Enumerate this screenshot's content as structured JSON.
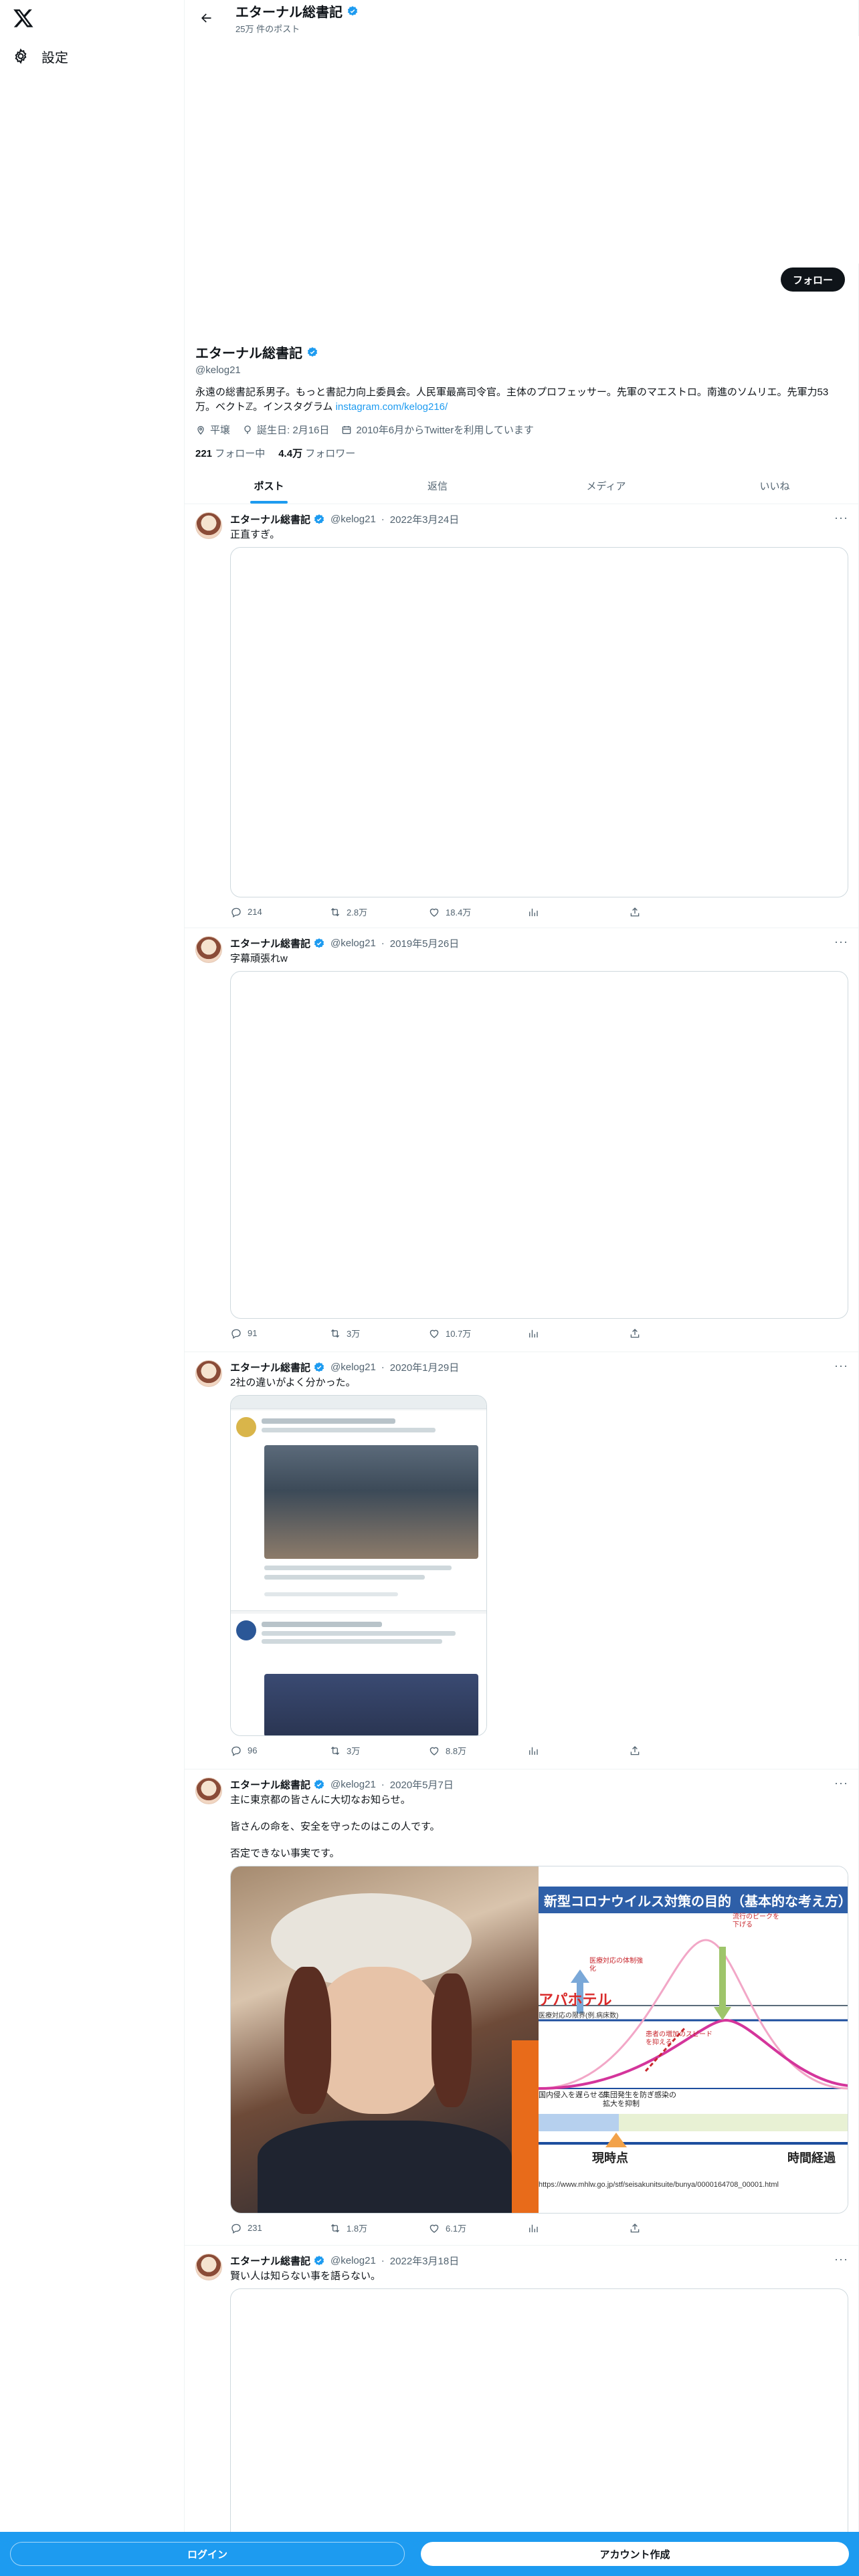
{
  "sidebar": {
    "settings_label": "設定"
  },
  "header": {
    "name": "エターナル総書記",
    "post_count": "25万 件のポスト"
  },
  "follow_label": "フォロー",
  "profile": {
    "name": "エターナル総書記",
    "handle": "@kelog21",
    "bio_text": "永遠の総書記系男子。もっと書記力向上委員会。人民軍最高司令官。主体のプロフェッサー。先軍のマエストロ。南進のソムリエ。先軍力53万。ベクトℤ。インスタグラム",
    "bio_link": "instagram.com/kelog216/",
    "location": "平壌",
    "birthday": "誕生日: 2月16日",
    "joined": "2010年6月からTwitterを利用しています",
    "following_count": "221",
    "following_label": "フォロー中",
    "followers_count": "4.4万",
    "followers_label": "フォロワー"
  },
  "tabs": [
    "ポスト",
    "返信",
    "メディア",
    "いいね"
  ],
  "tweets": [
    {
      "name": "エターナル総書記",
      "handle": "@kelog21",
      "date": "2022年3月24日",
      "text": "正直すぎ。",
      "replies": "214",
      "retweets": "2.8万",
      "likes": "18.4万"
    },
    {
      "name": "エターナル総書記",
      "handle": "@kelog21",
      "date": "2019年5月26日",
      "text": "字幕頑張れw",
      "replies": "91",
      "retweets": "3万",
      "likes": "10.7万"
    },
    {
      "name": "エターナル総書記",
      "handle": "@kelog21",
      "date": "2020年1月29日",
      "text": "2社の違いがよく分かった。",
      "replies": "96",
      "retweets": "3万",
      "likes": "8.8万"
    },
    {
      "name": "エターナル総書記",
      "handle": "@kelog21",
      "date": "2020年5月7日",
      "text": "主に東京都の皆さんに大切なお知らせ。\n\n皆さんの命を、安全を守ったのはこの人です。\n\n否定できない事実です。",
      "replies": "231",
      "retweets": "1.8万",
      "likes": "6.1万"
    },
    {
      "name": "エターナル総書記",
      "handle": "@kelog21",
      "date": "2022年3月18日",
      "text": "賢い人は知らない事を語らない。"
    }
  ],
  "media4": {
    "title": "新型コロナウイルス対策の目的（基本的な考え方）",
    "label_apa": "アパホテル",
    "label_peak": "流行のピークを下げる",
    "label_medical": "医療対応の体制強化",
    "label_limit": "医療対応の限界(例.病床数)",
    "label_delay": "患者の増加のスピードを抑える",
    "label_now": "現時点",
    "label_time": "時間経過",
    "label_a": "国内侵入を遅らせる",
    "label_b": "集団発生を防ぎ感染の拡大を抑制",
    "url": "https://www.mhlw.go.jp/stf/seisakunitsuite/bunya/0000164708_00001.html"
  },
  "bottom": {
    "login": "ログイン",
    "signup": "アカウント作成"
  },
  "colors": {
    "accent": "#1d9bf0",
    "text": "#0f1419",
    "muted": "#536471"
  }
}
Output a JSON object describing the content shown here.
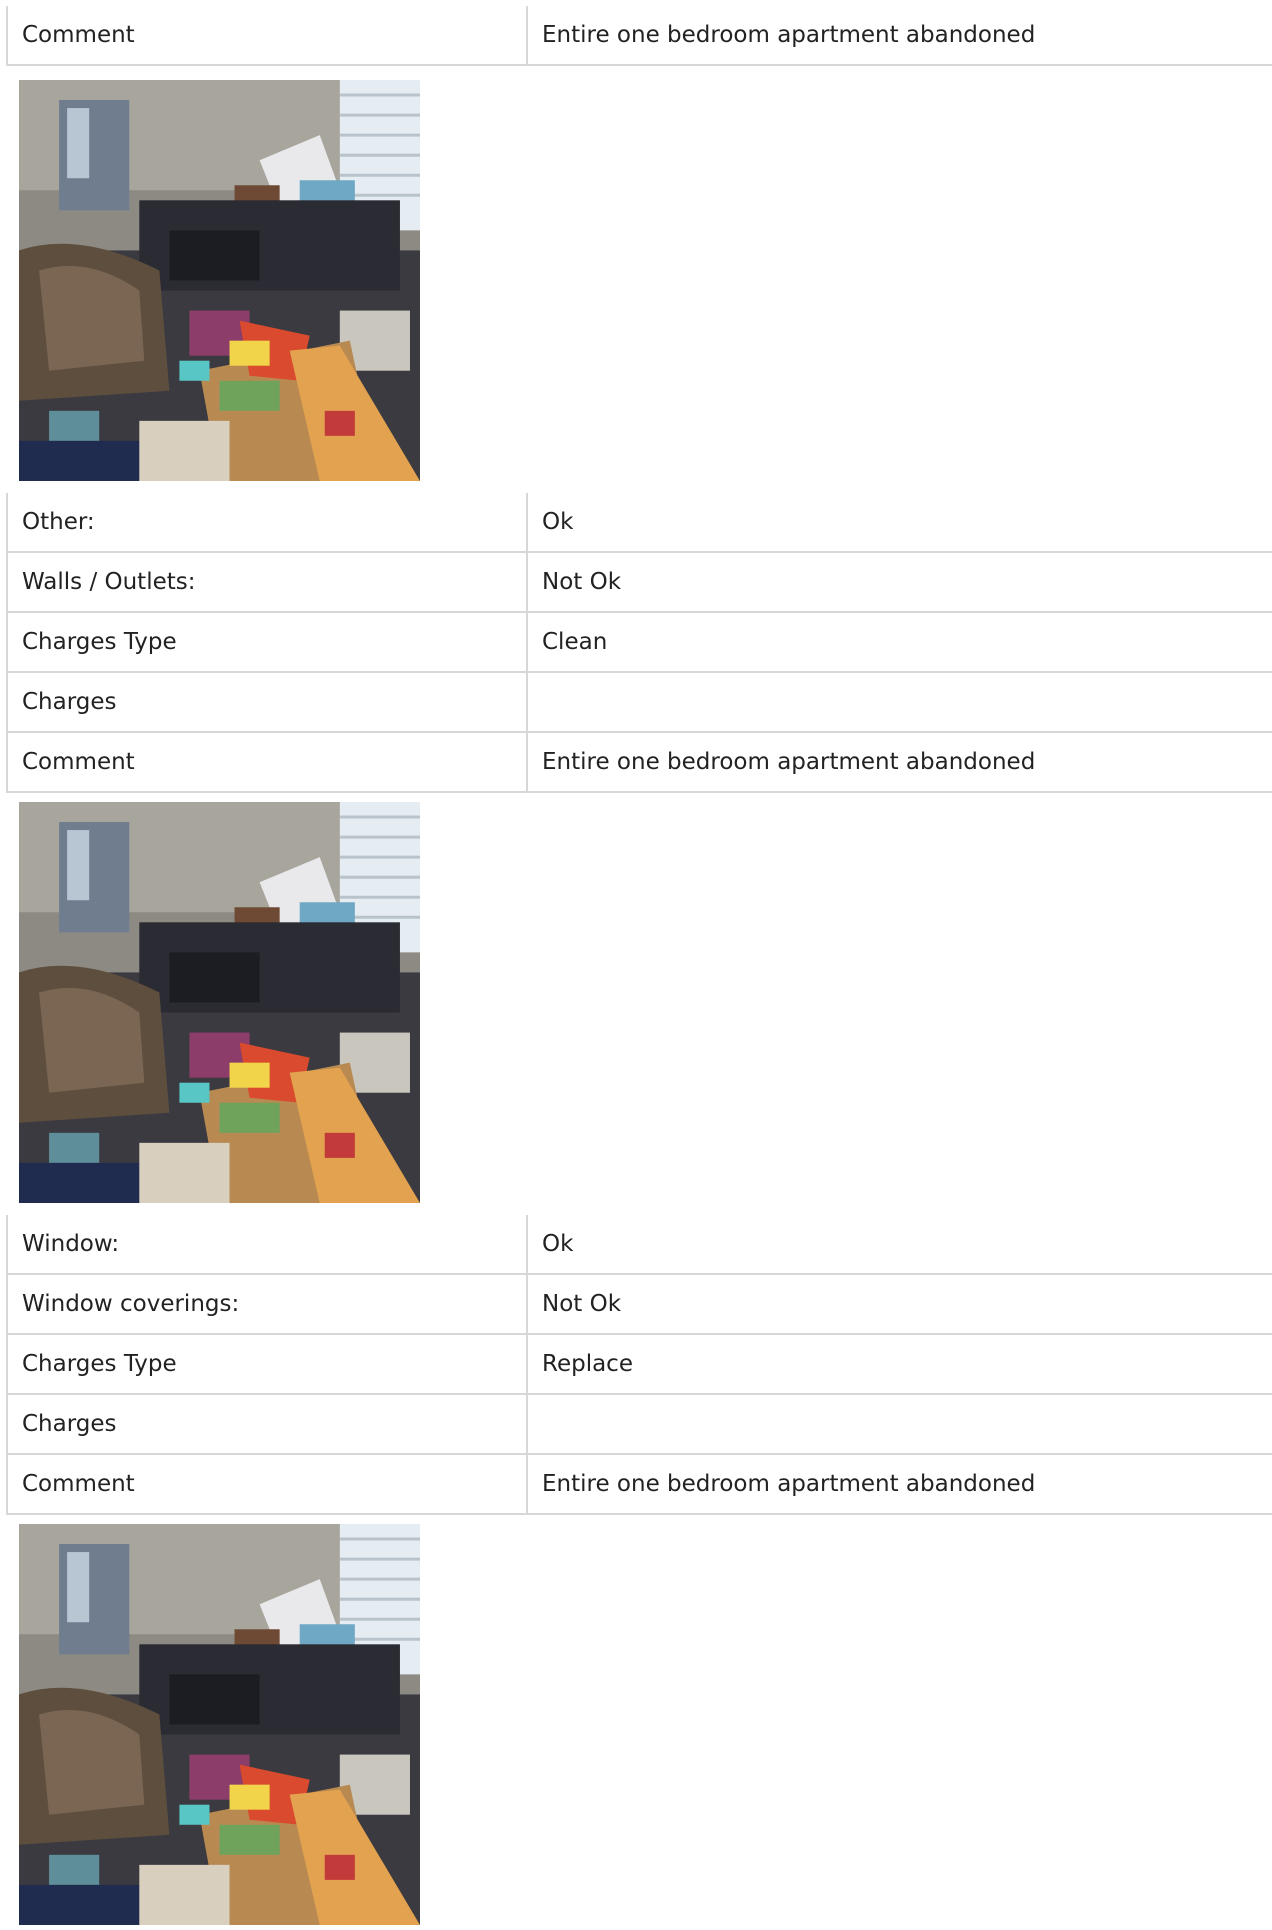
{
  "sections": [
    {
      "rows": [
        {
          "label": "Comment",
          "value": "Entire one bedroom apartment abandoned"
        }
      ]
    },
    {
      "rows": [
        {
          "label": "Other:",
          "value": "Ok"
        },
        {
          "label": "Walls / Outlets:",
          "value": "Not Ok"
        },
        {
          "label": "Charges Type",
          "value": "Clean"
        },
        {
          "label": "Charges",
          "value": ""
        },
        {
          "label": "Comment",
          "value": "Entire one bedroom apartment abandoned"
        }
      ]
    },
    {
      "rows": [
        {
          "label": "Window:",
          "value": "Ok"
        },
        {
          "label": "Window coverings:",
          "value": "Not Ok"
        },
        {
          "label": "Charges Type",
          "value": "Replace"
        },
        {
          "label": "Charges",
          "value": ""
        },
        {
          "label": "Comment",
          "value": "Entire one bedroom apartment abandoned"
        }
      ]
    }
  ],
  "photos": [
    {
      "icon": "room-photo"
    },
    {
      "icon": "room-photo"
    },
    {
      "icon": "room-photo"
    }
  ],
  "colors": {
    "border": "#d7d7d7",
    "text": "#222222"
  }
}
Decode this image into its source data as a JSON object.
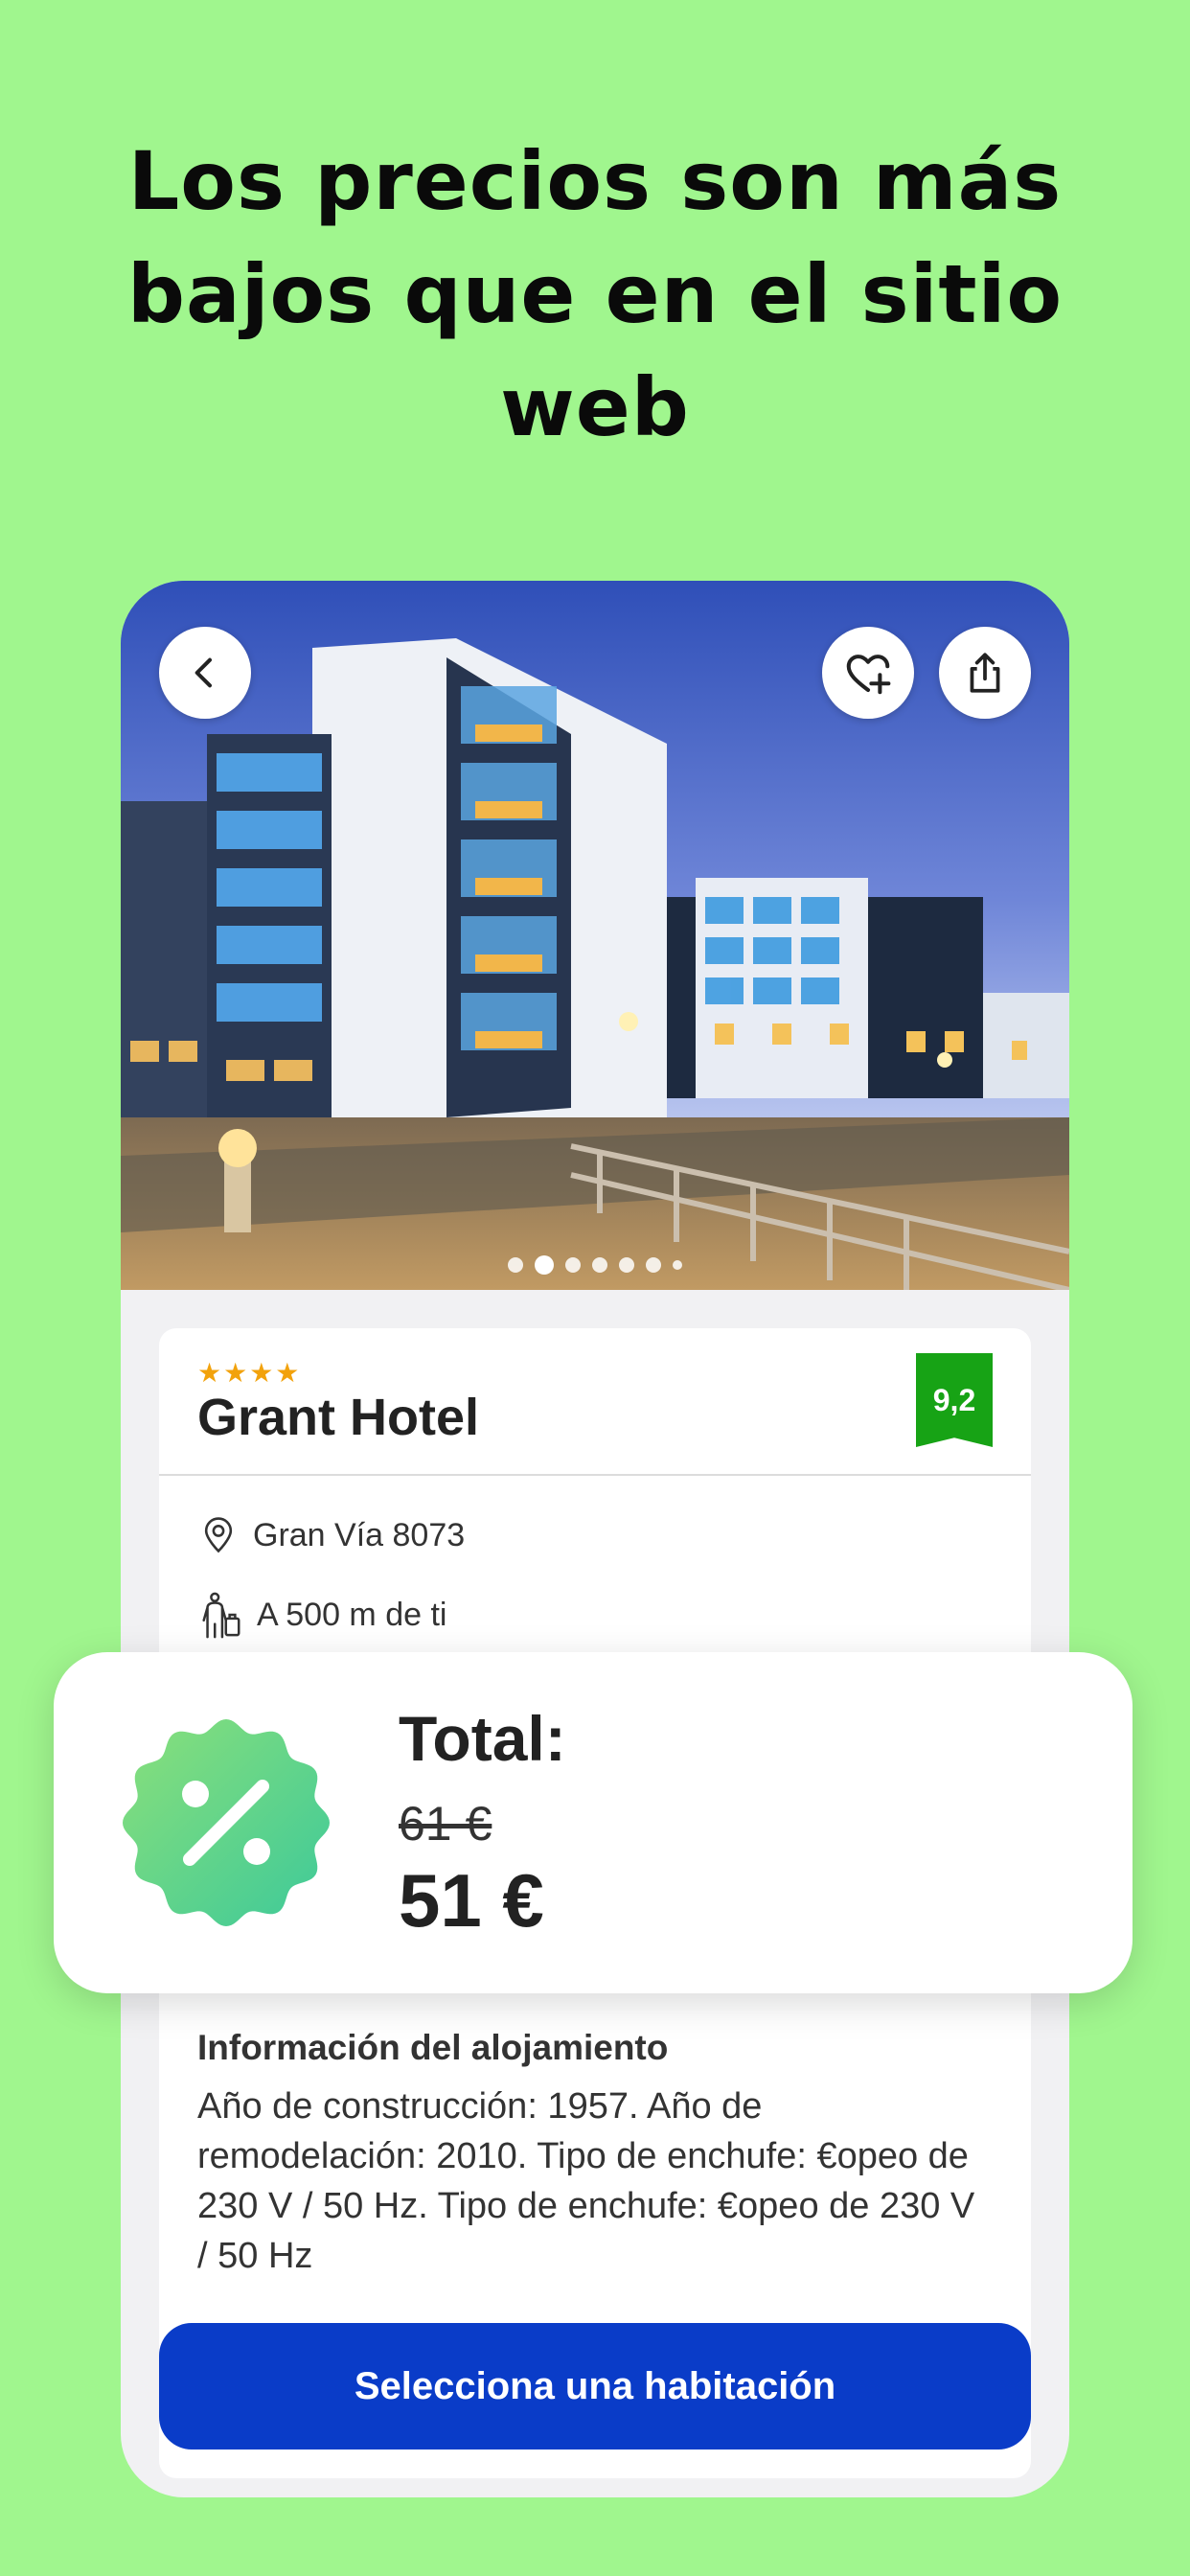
{
  "headline": {
    "line1": "Los precios son más",
    "line2": "bajos que en el sitio",
    "line3": "web"
  },
  "photo": {
    "icons": {
      "back": "chevron-left-icon",
      "favorite": "heart-plus-icon",
      "share": "share-icon"
    },
    "carousel": {
      "count": 7,
      "active_index": 1
    }
  },
  "hotel": {
    "stars": "★★★★",
    "name": "Grant Hotel",
    "rating": "9,2",
    "address": "Gran Vía 8073",
    "distance": "A 500 m de ti"
  },
  "price": {
    "label": "Total:",
    "old": "61 €",
    "new": "51 €"
  },
  "property_info": {
    "title": "Información del alojamiento",
    "text": "Año de construcción: 1957. Año de remodelación: 2010. Tipo de enchufe: €opeo de 230 V / 50 Hz. Tipo de enchufe: €opeo de 230 V / 50 Hz"
  },
  "cta": {
    "label": "Selecciona una habitación"
  },
  "colors": {
    "background": "#a0f68e",
    "cta": "#0a3cc8",
    "rating": "#17a315",
    "stars": "#f2a20c"
  }
}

_ _ _ _

• EXERCISE REQUIREMENTS: Count every line of the material above that holds the string "title", then state only the total.

• RESULT OF THE EXERCISE: 2